§ **Exercise details**
Extract the complete data exactly as given.

§ **Supplied records**
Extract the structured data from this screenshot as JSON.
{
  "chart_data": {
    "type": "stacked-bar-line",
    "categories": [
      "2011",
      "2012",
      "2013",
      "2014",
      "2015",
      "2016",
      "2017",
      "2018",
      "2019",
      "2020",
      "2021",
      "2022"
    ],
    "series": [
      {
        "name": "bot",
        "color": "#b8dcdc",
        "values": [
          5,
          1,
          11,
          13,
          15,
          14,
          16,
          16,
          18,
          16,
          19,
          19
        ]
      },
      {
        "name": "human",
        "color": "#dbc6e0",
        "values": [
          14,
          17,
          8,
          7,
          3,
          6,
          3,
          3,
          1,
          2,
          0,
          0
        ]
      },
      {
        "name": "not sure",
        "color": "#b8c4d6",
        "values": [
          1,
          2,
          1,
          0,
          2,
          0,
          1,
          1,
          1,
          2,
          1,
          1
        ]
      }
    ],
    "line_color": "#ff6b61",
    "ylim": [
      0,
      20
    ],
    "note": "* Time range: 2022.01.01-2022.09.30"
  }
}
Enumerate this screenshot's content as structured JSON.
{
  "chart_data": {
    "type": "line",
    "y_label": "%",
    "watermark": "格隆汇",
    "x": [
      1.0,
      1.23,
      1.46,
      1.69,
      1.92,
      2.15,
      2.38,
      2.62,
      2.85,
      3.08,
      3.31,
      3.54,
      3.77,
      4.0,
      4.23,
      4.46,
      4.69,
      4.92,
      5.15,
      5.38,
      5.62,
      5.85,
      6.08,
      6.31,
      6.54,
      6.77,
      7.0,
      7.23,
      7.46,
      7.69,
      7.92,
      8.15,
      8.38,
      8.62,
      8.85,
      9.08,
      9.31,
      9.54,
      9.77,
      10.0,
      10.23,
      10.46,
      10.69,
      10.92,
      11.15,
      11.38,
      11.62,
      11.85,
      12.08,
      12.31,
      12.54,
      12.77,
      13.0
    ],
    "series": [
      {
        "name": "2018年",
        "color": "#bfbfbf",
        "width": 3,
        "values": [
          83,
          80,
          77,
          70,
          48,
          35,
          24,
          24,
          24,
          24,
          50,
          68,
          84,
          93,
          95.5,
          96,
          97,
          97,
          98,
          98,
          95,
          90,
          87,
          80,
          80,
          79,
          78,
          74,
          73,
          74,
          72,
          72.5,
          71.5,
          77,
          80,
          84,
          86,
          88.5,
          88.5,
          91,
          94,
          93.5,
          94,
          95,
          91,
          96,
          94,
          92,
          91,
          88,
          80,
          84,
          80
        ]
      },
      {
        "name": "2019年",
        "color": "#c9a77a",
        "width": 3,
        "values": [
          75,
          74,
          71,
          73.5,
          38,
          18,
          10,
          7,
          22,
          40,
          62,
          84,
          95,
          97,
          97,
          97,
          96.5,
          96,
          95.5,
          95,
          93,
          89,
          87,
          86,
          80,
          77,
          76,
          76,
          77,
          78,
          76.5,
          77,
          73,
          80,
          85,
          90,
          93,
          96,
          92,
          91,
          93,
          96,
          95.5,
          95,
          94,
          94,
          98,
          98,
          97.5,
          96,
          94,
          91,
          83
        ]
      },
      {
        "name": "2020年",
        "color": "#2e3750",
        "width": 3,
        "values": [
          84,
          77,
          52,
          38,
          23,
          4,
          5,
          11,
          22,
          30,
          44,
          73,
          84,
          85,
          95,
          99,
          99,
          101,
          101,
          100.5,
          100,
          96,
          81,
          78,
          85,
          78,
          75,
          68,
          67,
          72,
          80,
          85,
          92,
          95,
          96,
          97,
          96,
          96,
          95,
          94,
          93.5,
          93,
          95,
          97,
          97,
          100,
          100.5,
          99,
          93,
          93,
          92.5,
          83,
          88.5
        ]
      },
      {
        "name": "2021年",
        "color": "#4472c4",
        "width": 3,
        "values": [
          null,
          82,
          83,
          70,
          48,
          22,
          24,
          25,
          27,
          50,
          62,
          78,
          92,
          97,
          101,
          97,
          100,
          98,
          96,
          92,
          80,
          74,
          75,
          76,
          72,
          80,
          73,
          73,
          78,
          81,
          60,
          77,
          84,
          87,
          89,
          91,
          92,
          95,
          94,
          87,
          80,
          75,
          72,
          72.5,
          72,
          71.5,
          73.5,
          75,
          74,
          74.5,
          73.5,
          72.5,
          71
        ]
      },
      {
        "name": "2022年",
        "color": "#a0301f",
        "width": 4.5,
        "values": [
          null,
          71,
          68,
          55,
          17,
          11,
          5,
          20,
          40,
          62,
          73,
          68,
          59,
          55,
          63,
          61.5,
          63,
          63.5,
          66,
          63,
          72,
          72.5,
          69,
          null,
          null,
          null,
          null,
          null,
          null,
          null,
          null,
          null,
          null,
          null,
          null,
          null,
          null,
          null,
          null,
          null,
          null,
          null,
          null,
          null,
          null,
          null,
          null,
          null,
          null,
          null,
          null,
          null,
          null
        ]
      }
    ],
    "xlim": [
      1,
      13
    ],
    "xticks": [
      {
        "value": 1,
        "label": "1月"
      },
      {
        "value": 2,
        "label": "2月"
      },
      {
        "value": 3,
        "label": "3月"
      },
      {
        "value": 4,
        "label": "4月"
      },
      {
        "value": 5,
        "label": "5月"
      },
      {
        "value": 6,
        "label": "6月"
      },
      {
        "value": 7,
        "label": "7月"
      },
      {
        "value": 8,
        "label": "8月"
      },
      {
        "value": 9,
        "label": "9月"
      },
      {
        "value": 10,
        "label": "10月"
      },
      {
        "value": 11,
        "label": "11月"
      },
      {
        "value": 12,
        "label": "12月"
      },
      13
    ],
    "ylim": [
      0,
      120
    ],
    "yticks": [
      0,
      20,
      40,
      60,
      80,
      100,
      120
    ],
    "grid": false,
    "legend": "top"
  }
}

§ **Result**
Extract the structured data from this screenshot as JSON.
{
  "chart_data": {
    "type": "stacked-bar-line",
    "categories": [
      "2011",
      "2012",
      "2013",
      "2014",
      "2015",
      "2016",
      "2017",
      "2018",
      "2019",
      "2020",
      "2021",
      "2022"
    ],
    "series": [
      {
        "name": "bot",
        "color": "#b8dcdc",
        "values": [
          5,
          1,
          11,
          13,
          15,
          14,
          16,
          16,
          18,
          16,
          19,
          19
        ]
      },
      {
        "name": "human",
        "color": "#dbc6e0",
        "values": [
          14,
          17,
          8,
          7,
          3,
          6,
          3,
          3,
          1,
          2,
          0,
          0
        ]
      },
      {
        "name": "not sure",
        "color": "#b8c4d6",
        "values": [
          1,
          2,
          1,
          0,
          2,
          0,
          1,
          1,
          1,
          2,
          1,
          1
        ]
      }
    ],
    "line_color": "#ff6b61",
    "ylim": [
      0,
      20
    ],
    "note": "* Time range: 2022.01.01-2022.09.30"
  }
}
Enumerate this screenshot's content as structured JSON.
{
  "chart_data": {
    "type": "line",
    "y_label": "%",
    "watermark": "格隆汇",
    "x": [
      1.0,
      1.23,
      1.46,
      1.69,
      1.92,
      2.15,
      2.38,
      2.62,
      2.85,
      3.08,
      3.31,
      3.54,
      3.77,
      4.0,
      4.23,
      4.46,
      4.69,
      4.92,
      5.15,
      5.38,
      5.62,
      5.85,
      6.08,
      6.31,
      6.54,
      6.77,
      7.0,
      7.23,
      7.46,
      7.69,
      7.92,
      8.15,
      8.38,
      8.62,
      8.85,
      9.08,
      9.31,
      9.54,
      9.77,
      10.0,
      10.23,
      10.46,
      10.69,
      10.92,
      11.15,
      11.38,
      11.62,
      11.85,
      12.08,
      12.31,
      12.54,
      12.77,
      13.0
    ],
    "series": [
      {
        "name": "2018年",
        "color": "#bfbfbf",
        "width": 3,
        "values": [
          83,
          80,
          77,
          70,
          48,
          35,
          24,
          24,
          24,
          24,
          50,
          68,
          84,
          93,
          95.5,
          96,
          97,
          97,
          98,
          98,
          95,
          90,
          87,
          80,
          80,
          79,
          78,
          74,
          73,
          74,
          72,
          72.5,
          71.5,
          77,
          80,
          84,
          86,
          88.5,
          88.5,
          91,
          94,
          93.5,
          94,
          95,
          91,
          96,
          94,
          92,
          91,
          88,
          80,
          84,
          80
        ]
      },
      {
        "name": "2019年",
        "color": "#c9a77a",
        "width": 3,
        "values": [
          75,
          74,
          71,
          73.5,
          38,
          18,
          10,
          7,
          22,
          40,
          62,
          84,
          95,
          97,
          97,
          97,
          96.5,
          96,
          95.5,
          95,
          93,
          89,
          87,
          86,
          80,
          77,
          76,
          76,
          77,
          78,
          76.5,
          77,
          73,
          80,
          85,
          90,
          93,
          96,
          92,
          91,
          93,
          96,
          95.5,
          95,
          94,
          94,
          98,
          98,
          97.5,
          96,
          94,
          91,
          83
        ]
      },
      {
        "name": "2020年",
        "color": "#2e3750",
        "width": 3,
        "values": [
          84,
          77,
          52,
          38,
          23,
          4,
          5,
          11,
          22,
          30,
          44,
          73,
          84,
          85,
          95,
          99,
          99,
          101,
          101,
          100.5,
          100,
          96,
          81,
          78,
          85,
          78,
          75,
          68,
          67,
          72,
          80,
          85,
          92,
          95,
          96,
          97,
          96,
          96,
          95,
          94,
          93.5,
          93,
          95,
          97,
          97,
          100,
          100.5,
          99,
          93,
          93,
          92.5,
          83,
          88.5
        ]
      },
      {
        "name": "2021年",
        "color": "#4472c4",
        "width": 3,
        "values": [
          null,
          82,
          83,
          70,
          48,
          22,
          24,
          25,
          27,
          50,
          62,
          78,
          92,
          97,
          101,
          97,
          100,
          98,
          96,
          92,
          80,
          74,
          75,
          76,
          72,
          80,
          73,
          73,
          78,
          81,
          60,
          77,
          84,
          87,
          89,
          91,
          92,
          95,
          94,
          87,
          80,
          75,
          72,
          72.5,
          72,
          71.5,
          73.5,
          75,
          74,
          74.5,
          73.5,
          72.5,
          71
        ]
      },
      {
        "name": "2022年",
        "color": "#a0301f",
        "width": 4.5,
        "values": [
          null,
          71,
          68,
          55,
          17,
          11,
          5,
          20,
          40,
          62,
          73,
          68,
          59,
          55,
          63,
          61.5,
          63,
          63.5,
          66,
          63,
          72,
          72.5,
          69,
          null,
          null,
          null,
          null,
          null,
          null,
          null,
          null,
          null,
          null,
          null,
          null,
          null,
          null,
          null,
          null,
          null,
          null,
          null,
          null,
          null,
          null,
          null,
          null,
          null,
          null,
          null,
          null,
          null,
          null
        ]
      }
    ],
    "xlim": [
      1,
      13
    ],
    "xticks": [
      {
        "value": 1,
        "label": "1月"
      },
      {
        "value": 2,
        "label": "2月"
      },
      {
        "value": 3,
        "label": "3月"
      },
      {
        "value": 4,
        "label": "4月"
      },
      {
        "value": 5,
        "label": "5月"
      },
      {
        "value": 6,
        "label": "6月"
      },
      {
        "value": 7,
        "label": "7月"
      },
      {
        "value": 8,
        "label": "8月"
      },
      {
        "value": 9,
        "label": "9月"
      },
      {
        "value": 10,
        "label": "10月"
      },
      {
        "value": 11,
        "label": "11月"
      },
      {
        "value": 12,
        "label": "12月"
      },
      13
    ],
    "ylim": [
      0,
      120
    ],
    "yticks": [
      0,
      20,
      40,
      60,
      80,
      100,
      120
    ],
    "grid": false,
    "legend": "top"
  }
}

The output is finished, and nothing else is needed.